> _Aim_: The listing must be reproduced in full, exactly as it stands.

— begin —

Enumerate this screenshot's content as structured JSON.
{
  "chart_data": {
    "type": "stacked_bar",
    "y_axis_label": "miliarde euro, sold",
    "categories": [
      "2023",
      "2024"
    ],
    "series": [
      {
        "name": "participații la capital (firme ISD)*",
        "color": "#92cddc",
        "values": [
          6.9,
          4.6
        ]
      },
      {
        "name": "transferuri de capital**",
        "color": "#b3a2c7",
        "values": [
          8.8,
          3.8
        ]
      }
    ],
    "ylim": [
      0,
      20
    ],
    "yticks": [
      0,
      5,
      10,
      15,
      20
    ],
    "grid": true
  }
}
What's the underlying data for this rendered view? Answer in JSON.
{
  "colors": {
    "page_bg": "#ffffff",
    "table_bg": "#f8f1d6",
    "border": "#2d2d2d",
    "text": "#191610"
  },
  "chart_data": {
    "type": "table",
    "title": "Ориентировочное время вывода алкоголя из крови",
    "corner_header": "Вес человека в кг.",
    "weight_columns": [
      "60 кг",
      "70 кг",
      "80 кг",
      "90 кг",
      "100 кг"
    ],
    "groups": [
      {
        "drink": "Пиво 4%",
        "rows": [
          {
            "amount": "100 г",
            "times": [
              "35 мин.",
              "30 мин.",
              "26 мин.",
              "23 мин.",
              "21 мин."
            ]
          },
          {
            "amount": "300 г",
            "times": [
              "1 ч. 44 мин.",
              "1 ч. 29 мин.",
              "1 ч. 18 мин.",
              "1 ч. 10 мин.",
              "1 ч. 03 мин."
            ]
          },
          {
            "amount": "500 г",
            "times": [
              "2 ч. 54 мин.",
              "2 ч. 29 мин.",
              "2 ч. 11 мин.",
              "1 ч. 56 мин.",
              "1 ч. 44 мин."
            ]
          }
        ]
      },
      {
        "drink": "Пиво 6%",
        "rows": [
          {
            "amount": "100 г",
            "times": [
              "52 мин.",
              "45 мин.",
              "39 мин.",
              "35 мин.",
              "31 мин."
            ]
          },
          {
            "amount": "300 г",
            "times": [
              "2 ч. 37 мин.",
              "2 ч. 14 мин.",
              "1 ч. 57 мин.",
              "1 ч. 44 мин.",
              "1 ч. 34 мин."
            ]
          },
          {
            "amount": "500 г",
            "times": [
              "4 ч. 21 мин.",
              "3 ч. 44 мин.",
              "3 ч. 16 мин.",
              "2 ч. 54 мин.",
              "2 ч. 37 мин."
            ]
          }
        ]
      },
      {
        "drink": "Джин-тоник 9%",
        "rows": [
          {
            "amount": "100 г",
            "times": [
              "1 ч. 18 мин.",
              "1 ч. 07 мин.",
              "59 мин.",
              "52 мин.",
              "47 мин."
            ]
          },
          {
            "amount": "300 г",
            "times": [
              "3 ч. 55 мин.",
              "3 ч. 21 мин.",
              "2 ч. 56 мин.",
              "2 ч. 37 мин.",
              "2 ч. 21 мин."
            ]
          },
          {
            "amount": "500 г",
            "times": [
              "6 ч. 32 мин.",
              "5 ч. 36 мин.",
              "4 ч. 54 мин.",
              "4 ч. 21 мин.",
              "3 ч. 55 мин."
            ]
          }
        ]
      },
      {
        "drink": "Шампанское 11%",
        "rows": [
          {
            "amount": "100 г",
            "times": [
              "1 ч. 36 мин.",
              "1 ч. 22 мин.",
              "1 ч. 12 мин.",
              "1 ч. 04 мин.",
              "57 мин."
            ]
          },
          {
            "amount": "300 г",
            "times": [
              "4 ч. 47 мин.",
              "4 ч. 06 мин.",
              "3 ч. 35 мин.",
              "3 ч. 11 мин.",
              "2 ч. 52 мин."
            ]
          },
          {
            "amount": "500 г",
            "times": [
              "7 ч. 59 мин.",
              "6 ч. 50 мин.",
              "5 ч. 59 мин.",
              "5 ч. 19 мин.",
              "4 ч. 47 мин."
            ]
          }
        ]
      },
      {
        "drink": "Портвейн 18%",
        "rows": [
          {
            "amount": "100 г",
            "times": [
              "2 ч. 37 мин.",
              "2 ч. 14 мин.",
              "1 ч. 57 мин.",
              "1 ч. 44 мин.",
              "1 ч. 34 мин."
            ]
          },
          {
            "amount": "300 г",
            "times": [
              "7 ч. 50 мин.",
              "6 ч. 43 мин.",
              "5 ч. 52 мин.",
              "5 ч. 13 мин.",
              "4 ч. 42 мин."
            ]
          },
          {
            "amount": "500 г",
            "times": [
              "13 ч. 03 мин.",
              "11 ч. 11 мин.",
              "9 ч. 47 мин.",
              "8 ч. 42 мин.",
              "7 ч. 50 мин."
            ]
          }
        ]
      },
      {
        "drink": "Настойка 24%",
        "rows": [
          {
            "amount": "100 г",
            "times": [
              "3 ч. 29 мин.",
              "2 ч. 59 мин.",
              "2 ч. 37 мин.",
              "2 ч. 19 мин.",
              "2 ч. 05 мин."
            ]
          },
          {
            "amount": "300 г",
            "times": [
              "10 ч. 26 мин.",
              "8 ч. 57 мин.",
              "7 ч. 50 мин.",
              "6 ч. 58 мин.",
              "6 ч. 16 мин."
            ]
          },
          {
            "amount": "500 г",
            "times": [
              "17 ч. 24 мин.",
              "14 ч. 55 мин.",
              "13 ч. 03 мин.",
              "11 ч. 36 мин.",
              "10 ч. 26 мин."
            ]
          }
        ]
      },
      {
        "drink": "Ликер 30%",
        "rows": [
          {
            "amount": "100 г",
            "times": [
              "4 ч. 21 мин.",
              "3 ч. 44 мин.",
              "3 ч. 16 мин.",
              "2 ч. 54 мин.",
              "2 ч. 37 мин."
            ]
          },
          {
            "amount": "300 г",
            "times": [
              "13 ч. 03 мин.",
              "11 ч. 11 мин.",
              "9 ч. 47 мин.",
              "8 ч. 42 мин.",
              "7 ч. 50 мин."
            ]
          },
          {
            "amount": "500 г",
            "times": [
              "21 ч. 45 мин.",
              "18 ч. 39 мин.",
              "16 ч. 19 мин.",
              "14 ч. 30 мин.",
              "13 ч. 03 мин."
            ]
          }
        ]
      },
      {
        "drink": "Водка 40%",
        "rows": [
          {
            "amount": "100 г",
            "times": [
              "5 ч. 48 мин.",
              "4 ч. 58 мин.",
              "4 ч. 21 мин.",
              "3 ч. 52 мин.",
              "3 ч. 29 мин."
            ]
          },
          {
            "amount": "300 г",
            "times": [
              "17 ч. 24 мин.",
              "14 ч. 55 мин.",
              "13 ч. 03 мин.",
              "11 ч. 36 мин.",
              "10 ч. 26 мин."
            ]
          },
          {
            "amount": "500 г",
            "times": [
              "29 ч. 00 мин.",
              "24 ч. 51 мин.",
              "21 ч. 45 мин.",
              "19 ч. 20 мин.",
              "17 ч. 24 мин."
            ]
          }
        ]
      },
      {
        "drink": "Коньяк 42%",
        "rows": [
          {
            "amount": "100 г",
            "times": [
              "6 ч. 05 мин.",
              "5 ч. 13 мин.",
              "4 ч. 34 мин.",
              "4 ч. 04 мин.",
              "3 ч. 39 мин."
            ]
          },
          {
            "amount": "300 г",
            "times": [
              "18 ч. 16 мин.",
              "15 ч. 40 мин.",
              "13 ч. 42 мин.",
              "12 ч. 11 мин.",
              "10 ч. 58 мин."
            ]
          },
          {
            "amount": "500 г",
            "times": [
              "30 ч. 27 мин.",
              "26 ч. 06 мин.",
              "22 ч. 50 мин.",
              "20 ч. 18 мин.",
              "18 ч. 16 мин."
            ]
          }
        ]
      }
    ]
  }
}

— end —

> _Task answer_:
Enumerate this screenshot's content as structured JSON.
{
  "chart_data": {
    "type": "stacked_bar",
    "y_axis_label": "miliarde euro, sold",
    "categories": [
      "2023",
      "2024"
    ],
    "series": [
      {
        "name": "participații la capital (firme ISD)*",
        "color": "#92cddc",
        "values": [
          6.9,
          4.6
        ]
      },
      {
        "name": "transferuri de capital**",
        "color": "#b3a2c7",
        "values": [
          8.8,
          3.8
        ]
      }
    ],
    "ylim": [
      0,
      20
    ],
    "yticks": [
      0,
      5,
      10,
      15,
      20
    ],
    "grid": true
  }
}
What's the underlying data for this rendered view? Answer in JSON.
{
  "colors": {
    "page_bg": "#ffffff",
    "table_bg": "#f8f1d6",
    "border": "#2d2d2d",
    "text": "#191610"
  },
  "chart_data": {
    "type": "table",
    "title": "Ориентировочное время вывода алкоголя из крови",
    "corner_header": "Вес человека в кг.",
    "weight_columns": [
      "60 кг",
      "70 кг",
      "80 кг",
      "90 кг",
      "100 кг"
    ],
    "groups": [
      {
        "drink": "Пиво 4%",
        "rows": [
          {
            "amount": "100 г",
            "times": [
              "35 мин.",
              "30 мин.",
              "26 мин.",
              "23 мин.",
              "21 мин."
            ]
          },
          {
            "amount": "300 г",
            "times": [
              "1 ч. 44 мин.",
              "1 ч. 29 мин.",
              "1 ч. 18 мин.",
              "1 ч. 10 мин.",
              "1 ч. 03 мин."
            ]
          },
          {
            "amount": "500 г",
            "times": [
              "2 ч. 54 мин.",
              "2 ч. 29 мин.",
              "2 ч. 11 мин.",
              "1 ч. 56 мин.",
              "1 ч. 44 мин."
            ]
          }
        ]
      },
      {
        "drink": "Пиво 6%",
        "rows": [
          {
            "amount": "100 г",
            "times": [
              "52 мин.",
              "45 мин.",
              "39 мин.",
              "35 мин.",
              "31 мин."
            ]
          },
          {
            "amount": "300 г",
            "times": [
              "2 ч. 37 мин.",
              "2 ч. 14 мин.",
              "1 ч. 57 мин.",
              "1 ч. 44 мин.",
              "1 ч. 34 мин."
            ]
          },
          {
            "amount": "500 г",
            "times": [
              "4 ч. 21 мин.",
              "3 ч. 44 мин.",
              "3 ч. 16 мин.",
              "2 ч. 54 мин.",
              "2 ч. 37 мин."
            ]
          }
        ]
      },
      {
        "drink": "Джин-тоник 9%",
        "rows": [
          {
            "amount": "100 г",
            "times": [
              "1 ч. 18 мин.",
              "1 ч. 07 мин.",
              "59 мин.",
              "52 мин.",
              "47 мин."
            ]
          },
          {
            "amount": "300 г",
            "times": [
              "3 ч. 55 мин.",
              "3 ч. 21 мин.",
              "2 ч. 56 мин.",
              "2 ч. 37 мин.",
              "2 ч. 21 мин."
            ]
          },
          {
            "amount": "500 г",
            "times": [
              "6 ч. 32 мин.",
              "5 ч. 36 мин.",
              "4 ч. 54 мин.",
              "4 ч. 21 мин.",
              "3 ч. 55 мин."
            ]
          }
        ]
      },
      {
        "drink": "Шампанское 11%",
        "rows": [
          {
            "amount": "100 г",
            "times": [
              "1 ч. 36 мин.",
              "1 ч. 22 мин.",
              "1 ч. 12 мин.",
              "1 ч. 04 мин.",
              "57 мин."
            ]
          },
          {
            "amount": "300 г",
            "times": [
              "4 ч. 47 мин.",
              "4 ч. 06 мин.",
              "3 ч. 35 мин.",
              "3 ч. 11 мин.",
              "2 ч. 52 мин."
            ]
          },
          {
            "amount": "500 г",
            "times": [
              "7 ч. 59 мин.",
              "6 ч. 50 мин.",
              "5 ч. 59 мин.",
              "5 ч. 19 мин.",
              "4 ч. 47 мин."
            ]
          }
        ]
      },
      {
        "drink": "Портвейн 18%",
        "rows": [
          {
            "amount": "100 г",
            "times": [
              "2 ч. 37 мин.",
              "2 ч. 14 мин.",
              "1 ч. 57 мин.",
              "1 ч. 44 мин.",
              "1 ч. 34 мин."
            ]
          },
          {
            "amount": "300 г",
            "times": [
              "7 ч. 50 мин.",
              "6 ч. 43 мин.",
              "5 ч. 52 мин.",
              "5 ч. 13 мин.",
              "4 ч. 42 мин."
            ]
          },
          {
            "amount": "500 г",
            "times": [
              "13 ч. 03 мин.",
              "11 ч. 11 мин.",
              "9 ч. 47 мин.",
              "8 ч. 42 мин.",
              "7 ч. 50 мин."
            ]
          }
        ]
      },
      {
        "drink": "Настойка 24%",
        "rows": [
          {
            "amount": "100 г",
            "times": [
              "3 ч. 29 мин.",
              "2 ч. 59 мин.",
              "2 ч. 37 мин.",
              "2 ч. 19 мин.",
              "2 ч. 05 мин."
            ]
          },
          {
            "amount": "300 г",
            "times": [
              "10 ч. 26 мин.",
              "8 ч. 57 мин.",
              "7 ч. 50 мин.",
              "6 ч. 58 мин.",
              "6 ч. 16 мин."
            ]
          },
          {
            "amount": "500 г",
            "times": [
              "17 ч. 24 мин.",
              "14 ч. 55 мин.",
              "13 ч. 03 мин.",
              "11 ч. 36 мин.",
              "10 ч. 26 мин."
            ]
          }
        ]
      },
      {
        "drink": "Ликер 30%",
        "rows": [
          {
            "amount": "100 г",
            "times": [
              "4 ч. 21 мин.",
              "3 ч. 44 мин.",
              "3 ч. 16 мин.",
              "2 ч. 54 мин.",
              "2 ч. 37 мин."
            ]
          },
          {
            "amount": "300 г",
            "times": [
              "13 ч. 03 мин.",
              "11 ч. 11 мин.",
              "9 ч. 47 мин.",
              "8 ч. 42 мин.",
              "7 ч. 50 мин."
            ]
          },
          {
            "amount": "500 г",
            "times": [
              "21 ч. 45 мин.",
              "18 ч. 39 мин.",
              "16 ч. 19 мин.",
              "14 ч. 30 мин.",
              "13 ч. 03 мин."
            ]
          }
        ]
      },
      {
        "drink": "Водка 40%",
        "rows": [
          {
            "amount": "100 г",
            "times": [
              "5 ч. 48 мин.",
              "4 ч. 58 мин.",
              "4 ч. 21 мин.",
              "3 ч. 52 мин.",
              "3 ч. 29 мин."
            ]
          },
          {
            "amount": "300 г",
            "times": [
              "17 ч. 24 мин.",
              "14 ч. 55 мин.",
              "13 ч. 03 мин.",
              "11 ч. 36 мин.",
              "10 ч. 26 мин."
            ]
          },
          {
            "amount": "500 г",
            "times": [
              "29 ч. 00 мин.",
              "24 ч. 51 мин.",
              "21 ч. 45 мин.",
              "19 ч. 20 мин.",
              "17 ч. 24 мин."
            ]
          }
        ]
      },
      {
        "drink": "Коньяк 42%",
        "rows": [
          {
            "amount": "100 г",
            "times": [
              "6 ч. 05 мин.",
              "5 ч. 13 мин.",
              "4 ч. 34 мин.",
              "4 ч. 04 мин.",
              "3 ч. 39 мин."
            ]
          },
          {
            "amount": "300 г",
            "times": [
              "18 ч. 16 мин.",
              "15 ч. 40 мин.",
              "13 ч. 42 мин.",
              "12 ч. 11 мин.",
              "10 ч. 58 мин."
            ]
          },
          {
            "amount": "500 г",
            "times": [
              "30 ч. 27 мин.",
              "26 ч. 06 мин.",
              "22 ч. 50 мин.",
              "20 ч. 18 мин.",
              "18 ч. 16 мин."
            ]
          }
        ]
      }
    ]
  }
}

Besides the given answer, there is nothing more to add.